> _Short exercise_: Turn the rows from the very first line through the line that contains "table-row: Aysén 124", both included, into a JSON list of strings with one string per line and no blank lines.

> _Extracted information_:

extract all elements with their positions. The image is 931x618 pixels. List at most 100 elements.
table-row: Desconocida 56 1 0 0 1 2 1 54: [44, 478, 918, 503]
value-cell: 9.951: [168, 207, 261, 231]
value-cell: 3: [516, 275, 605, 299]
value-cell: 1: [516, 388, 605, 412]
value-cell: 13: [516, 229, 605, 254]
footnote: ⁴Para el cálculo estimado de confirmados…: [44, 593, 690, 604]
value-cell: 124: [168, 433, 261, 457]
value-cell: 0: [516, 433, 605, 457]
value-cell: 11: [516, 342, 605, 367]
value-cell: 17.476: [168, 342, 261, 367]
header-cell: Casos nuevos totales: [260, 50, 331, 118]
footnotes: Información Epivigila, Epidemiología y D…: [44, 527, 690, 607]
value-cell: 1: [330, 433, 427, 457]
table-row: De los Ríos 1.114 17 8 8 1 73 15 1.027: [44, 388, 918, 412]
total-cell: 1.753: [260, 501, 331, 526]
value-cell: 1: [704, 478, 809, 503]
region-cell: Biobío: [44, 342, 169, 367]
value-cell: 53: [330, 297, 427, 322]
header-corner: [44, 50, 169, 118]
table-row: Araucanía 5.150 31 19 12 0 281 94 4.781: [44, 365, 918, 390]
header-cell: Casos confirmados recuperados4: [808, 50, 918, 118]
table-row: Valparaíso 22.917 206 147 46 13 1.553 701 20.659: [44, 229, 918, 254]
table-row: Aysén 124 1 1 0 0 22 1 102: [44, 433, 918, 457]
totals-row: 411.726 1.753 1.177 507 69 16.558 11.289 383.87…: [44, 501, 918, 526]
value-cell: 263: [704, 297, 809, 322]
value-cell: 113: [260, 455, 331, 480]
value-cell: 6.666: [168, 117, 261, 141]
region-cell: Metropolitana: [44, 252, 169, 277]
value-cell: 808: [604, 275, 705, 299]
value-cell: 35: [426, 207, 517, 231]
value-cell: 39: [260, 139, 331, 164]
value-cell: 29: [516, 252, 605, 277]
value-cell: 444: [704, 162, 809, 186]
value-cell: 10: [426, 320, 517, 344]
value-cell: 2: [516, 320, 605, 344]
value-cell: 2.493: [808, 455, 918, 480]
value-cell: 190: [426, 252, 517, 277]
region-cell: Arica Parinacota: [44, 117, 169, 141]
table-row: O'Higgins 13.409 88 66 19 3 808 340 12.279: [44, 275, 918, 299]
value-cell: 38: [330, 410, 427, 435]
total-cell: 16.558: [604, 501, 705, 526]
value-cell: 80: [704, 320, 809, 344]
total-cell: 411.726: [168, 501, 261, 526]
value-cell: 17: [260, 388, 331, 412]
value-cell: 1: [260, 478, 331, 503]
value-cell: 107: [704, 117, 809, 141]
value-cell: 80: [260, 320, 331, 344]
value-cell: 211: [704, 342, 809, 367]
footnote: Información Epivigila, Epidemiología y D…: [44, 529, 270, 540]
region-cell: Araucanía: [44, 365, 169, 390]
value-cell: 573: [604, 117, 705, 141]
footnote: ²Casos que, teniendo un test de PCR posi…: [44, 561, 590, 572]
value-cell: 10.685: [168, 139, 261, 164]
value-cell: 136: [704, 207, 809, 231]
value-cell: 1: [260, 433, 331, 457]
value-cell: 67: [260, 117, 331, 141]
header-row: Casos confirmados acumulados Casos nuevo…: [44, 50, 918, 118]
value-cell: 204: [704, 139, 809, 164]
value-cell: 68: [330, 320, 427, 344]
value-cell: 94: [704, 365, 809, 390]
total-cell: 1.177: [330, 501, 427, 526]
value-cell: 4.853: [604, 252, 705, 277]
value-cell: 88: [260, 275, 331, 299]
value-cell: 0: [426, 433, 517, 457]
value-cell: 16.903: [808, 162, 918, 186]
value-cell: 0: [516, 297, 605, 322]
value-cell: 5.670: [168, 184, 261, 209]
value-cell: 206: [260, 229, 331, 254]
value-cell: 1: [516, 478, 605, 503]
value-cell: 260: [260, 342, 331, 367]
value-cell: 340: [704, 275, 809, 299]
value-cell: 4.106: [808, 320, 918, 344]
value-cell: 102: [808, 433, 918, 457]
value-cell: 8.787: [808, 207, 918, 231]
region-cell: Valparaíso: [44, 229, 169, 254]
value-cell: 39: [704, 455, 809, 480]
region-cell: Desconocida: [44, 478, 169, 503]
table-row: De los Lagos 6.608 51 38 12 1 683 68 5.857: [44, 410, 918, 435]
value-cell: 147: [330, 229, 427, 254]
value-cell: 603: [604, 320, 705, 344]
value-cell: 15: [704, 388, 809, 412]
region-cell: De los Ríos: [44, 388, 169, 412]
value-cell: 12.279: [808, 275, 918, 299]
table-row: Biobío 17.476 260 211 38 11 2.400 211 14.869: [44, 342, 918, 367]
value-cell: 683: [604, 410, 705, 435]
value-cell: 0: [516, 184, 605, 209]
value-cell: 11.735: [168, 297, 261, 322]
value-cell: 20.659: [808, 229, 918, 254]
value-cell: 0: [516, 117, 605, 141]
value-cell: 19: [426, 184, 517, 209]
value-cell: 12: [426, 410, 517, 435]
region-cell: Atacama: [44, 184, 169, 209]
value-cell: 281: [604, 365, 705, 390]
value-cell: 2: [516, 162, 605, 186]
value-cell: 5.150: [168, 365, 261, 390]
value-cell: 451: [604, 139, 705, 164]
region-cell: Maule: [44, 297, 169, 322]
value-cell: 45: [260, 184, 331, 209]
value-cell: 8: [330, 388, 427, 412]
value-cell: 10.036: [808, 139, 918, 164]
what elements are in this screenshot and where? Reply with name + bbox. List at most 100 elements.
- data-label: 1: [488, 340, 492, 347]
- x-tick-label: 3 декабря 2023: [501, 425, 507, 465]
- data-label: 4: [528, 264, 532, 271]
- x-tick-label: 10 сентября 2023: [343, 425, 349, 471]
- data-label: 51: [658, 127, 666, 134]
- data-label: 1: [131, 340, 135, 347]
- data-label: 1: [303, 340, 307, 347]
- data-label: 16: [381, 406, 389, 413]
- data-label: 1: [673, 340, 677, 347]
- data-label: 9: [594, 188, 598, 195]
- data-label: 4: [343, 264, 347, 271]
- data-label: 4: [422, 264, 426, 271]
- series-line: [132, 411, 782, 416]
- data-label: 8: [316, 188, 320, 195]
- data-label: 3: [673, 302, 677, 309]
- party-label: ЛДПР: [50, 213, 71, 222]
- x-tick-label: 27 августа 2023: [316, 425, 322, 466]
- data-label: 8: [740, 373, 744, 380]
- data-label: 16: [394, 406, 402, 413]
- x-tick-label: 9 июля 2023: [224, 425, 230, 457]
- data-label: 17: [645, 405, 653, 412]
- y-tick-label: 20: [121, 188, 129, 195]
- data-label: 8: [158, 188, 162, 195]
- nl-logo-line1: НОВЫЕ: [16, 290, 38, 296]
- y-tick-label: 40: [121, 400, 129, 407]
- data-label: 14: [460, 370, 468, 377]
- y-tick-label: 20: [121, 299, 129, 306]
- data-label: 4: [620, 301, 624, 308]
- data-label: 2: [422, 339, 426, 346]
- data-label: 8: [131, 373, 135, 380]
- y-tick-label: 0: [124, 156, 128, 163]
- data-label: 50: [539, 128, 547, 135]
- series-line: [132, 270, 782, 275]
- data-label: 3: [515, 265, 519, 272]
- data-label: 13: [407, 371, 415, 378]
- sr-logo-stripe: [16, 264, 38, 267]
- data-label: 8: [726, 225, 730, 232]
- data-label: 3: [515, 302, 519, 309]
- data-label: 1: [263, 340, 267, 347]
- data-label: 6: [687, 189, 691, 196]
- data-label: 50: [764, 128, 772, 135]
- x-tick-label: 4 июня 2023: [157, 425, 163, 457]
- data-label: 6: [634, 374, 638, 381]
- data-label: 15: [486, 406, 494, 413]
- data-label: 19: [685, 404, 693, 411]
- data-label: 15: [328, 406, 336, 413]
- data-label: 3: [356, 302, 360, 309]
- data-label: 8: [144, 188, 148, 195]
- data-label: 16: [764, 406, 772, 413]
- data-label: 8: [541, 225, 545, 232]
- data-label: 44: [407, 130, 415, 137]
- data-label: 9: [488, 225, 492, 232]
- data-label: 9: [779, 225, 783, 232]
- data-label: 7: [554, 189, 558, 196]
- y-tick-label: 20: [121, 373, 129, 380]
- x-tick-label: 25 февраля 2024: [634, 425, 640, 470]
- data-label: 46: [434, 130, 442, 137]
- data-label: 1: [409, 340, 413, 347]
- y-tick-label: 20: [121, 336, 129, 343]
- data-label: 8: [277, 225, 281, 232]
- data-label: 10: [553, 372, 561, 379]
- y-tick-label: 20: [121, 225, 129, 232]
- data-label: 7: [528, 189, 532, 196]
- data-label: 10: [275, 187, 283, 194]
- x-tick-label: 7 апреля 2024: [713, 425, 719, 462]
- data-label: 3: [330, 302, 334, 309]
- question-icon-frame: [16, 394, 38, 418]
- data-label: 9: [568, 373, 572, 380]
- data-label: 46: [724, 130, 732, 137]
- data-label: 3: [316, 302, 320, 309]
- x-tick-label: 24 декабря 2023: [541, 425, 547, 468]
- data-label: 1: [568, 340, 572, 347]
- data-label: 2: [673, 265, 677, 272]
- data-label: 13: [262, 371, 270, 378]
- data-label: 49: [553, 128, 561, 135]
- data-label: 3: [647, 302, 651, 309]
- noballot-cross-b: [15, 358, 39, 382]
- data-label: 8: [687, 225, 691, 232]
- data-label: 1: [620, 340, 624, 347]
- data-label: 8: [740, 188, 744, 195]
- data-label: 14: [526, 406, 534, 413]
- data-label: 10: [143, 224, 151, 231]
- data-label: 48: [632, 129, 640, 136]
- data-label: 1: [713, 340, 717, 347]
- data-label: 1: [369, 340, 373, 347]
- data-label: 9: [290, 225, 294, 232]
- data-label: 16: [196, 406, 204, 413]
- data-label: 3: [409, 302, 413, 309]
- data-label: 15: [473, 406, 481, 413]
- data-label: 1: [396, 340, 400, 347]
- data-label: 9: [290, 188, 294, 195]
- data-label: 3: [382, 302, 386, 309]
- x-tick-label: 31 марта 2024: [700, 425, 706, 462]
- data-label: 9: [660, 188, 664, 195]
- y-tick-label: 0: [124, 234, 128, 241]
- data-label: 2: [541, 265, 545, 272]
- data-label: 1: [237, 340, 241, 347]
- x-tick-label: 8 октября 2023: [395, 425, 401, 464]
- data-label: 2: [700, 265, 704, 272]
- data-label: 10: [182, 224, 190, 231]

> _Task response_:
[
  "extract all elements with their positions. The image is 931x618 pixels. List at most 100 elements.",
  "table-row: Desconocida 56 1 0 0 1 2 1 54: [44, 478, 918, 503]",
  "value-cell: 9.951: [168, 207, 261, 231]",
  "value-cell: 3: [516, 275, 605, 299]",
  "value-cell: 1: [516, 388, 605, 412]",
  "value-cell: 13: [516, 229, 605, 254]",
  "footnote: ⁴Para el cálculo estimado de confirmados…: [44, 593, 690, 604]",
  "value-cell: 124: [168, 433, 261, 457]",
  "value-cell: 0: [516, 433, 605, 457]",
  "value-cell: 11: [516, 342, 605, 367]",
  "value-cell: 17.476: [168, 342, 261, 367]",
  "header-cell: Casos nuevos totales: [260, 50, 331, 118]",
  "footnotes: Información Epivigila, Epidemiología y D…: [44, 527, 690, 607]",
  "value-cell: 1: [330, 433, 427, 457]",
  "table-row: De los Ríos 1.114 17 8 8 1 73 15 1.027: [44, 388, 918, 412]",
  "total-cell: 1.753: [260, 501, 331, 526]",
  "value-cell: 1: [704, 478, 809, 503]",
  "region-cell: Biobío: [44, 342, 169, 367]",
  "value-cell: 53: [330, 297, 427, 322]",
  "header-corner: [44, 50, 169, 118]",
  "table-row: Araucanía 5.150 31 19 12 0 281 94 4.781: [44, 365, 918, 390]",
  "header-cell: Casos confirmados recuperados4: [808, 50, 918, 118]",
  "table-row: Valparaíso 22.917 206 147 46 13 1.553 701 20.659: [44, 229, 918, 254]",
  "table-row: Aysén 124 1 1 0 0 22 1 102: [44, 433, 918, 457]"
]